<<<<

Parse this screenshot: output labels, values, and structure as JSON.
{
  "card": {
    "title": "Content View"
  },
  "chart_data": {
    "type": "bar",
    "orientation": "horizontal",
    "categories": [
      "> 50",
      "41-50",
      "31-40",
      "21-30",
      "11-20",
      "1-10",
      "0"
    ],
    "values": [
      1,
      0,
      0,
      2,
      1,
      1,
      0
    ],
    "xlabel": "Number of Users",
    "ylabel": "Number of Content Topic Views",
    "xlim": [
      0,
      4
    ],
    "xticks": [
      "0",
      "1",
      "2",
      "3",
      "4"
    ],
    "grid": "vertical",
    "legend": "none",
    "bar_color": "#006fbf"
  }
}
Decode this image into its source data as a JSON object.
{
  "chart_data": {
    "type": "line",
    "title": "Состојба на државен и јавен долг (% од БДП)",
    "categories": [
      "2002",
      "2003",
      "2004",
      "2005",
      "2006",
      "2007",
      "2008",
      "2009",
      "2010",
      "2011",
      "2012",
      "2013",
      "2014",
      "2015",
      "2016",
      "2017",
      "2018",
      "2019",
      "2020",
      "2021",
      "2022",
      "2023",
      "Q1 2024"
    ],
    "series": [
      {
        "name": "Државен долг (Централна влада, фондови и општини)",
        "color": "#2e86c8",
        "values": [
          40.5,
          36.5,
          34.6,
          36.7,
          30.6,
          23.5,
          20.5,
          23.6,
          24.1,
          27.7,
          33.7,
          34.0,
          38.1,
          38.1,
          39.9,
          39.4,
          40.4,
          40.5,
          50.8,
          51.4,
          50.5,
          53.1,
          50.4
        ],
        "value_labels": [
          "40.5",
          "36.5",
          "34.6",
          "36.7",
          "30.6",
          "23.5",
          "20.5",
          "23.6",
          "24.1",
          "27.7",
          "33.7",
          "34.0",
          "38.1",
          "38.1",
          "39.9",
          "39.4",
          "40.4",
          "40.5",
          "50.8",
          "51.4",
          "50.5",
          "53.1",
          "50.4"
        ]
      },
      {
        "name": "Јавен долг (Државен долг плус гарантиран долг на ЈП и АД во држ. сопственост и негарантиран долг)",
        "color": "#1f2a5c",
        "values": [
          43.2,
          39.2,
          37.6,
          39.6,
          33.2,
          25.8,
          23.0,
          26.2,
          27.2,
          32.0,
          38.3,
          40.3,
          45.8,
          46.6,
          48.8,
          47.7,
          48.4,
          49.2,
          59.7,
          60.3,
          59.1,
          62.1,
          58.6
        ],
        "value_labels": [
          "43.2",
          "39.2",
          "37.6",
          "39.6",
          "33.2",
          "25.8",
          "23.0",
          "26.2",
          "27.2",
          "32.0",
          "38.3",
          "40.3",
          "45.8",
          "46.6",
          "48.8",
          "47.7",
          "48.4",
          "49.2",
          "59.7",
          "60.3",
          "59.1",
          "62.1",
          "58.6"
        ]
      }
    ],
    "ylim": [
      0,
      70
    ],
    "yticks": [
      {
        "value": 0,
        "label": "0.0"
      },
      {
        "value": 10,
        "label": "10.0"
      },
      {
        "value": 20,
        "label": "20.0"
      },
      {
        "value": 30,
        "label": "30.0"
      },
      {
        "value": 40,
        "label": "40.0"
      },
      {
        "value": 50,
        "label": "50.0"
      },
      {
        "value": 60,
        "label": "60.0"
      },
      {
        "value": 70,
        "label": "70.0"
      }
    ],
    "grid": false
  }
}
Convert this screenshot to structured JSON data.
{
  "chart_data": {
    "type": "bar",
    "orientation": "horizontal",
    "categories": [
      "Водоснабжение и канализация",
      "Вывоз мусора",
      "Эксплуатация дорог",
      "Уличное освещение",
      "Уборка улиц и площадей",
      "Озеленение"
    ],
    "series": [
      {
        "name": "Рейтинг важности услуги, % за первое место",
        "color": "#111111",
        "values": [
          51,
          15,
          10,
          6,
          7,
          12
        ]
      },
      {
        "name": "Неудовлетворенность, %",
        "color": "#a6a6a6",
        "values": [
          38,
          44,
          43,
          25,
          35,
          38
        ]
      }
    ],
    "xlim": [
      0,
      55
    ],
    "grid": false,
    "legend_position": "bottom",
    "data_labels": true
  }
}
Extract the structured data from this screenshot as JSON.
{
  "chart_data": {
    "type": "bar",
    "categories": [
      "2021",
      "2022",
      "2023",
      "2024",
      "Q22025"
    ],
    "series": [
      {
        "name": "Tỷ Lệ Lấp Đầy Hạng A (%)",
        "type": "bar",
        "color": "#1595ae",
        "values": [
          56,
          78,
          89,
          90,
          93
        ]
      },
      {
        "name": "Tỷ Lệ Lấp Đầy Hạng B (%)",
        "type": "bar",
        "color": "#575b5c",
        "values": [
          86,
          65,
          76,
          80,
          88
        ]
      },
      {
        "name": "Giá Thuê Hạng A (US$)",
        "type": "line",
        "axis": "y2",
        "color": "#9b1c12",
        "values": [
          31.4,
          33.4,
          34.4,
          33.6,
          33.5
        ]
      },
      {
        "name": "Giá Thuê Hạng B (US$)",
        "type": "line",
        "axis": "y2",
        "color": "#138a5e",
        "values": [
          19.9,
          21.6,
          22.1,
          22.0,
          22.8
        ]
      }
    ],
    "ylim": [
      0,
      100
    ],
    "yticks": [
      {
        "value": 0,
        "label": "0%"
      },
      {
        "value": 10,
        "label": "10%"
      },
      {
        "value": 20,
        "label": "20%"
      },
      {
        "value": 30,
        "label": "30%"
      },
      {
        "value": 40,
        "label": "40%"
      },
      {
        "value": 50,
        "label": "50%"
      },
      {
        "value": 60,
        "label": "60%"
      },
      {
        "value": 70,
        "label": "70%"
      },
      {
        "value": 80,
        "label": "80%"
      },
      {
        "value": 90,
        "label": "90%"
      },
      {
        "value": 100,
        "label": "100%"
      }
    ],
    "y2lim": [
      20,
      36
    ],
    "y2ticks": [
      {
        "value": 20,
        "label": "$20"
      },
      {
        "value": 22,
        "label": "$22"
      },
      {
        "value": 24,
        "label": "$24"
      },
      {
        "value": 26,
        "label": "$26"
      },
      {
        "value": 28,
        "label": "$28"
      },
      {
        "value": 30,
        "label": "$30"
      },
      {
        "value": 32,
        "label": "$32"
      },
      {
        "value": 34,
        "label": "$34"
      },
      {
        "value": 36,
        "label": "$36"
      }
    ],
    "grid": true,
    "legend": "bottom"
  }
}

>>>>

> _Aim of the exercise_
Copy in full each line that holds the word "Thuê".

> _Answer for this exercise_
        "name": "Giá Thuê Hạng A (US$)",
        "name": "Giá Thuê Hạng B (US$)",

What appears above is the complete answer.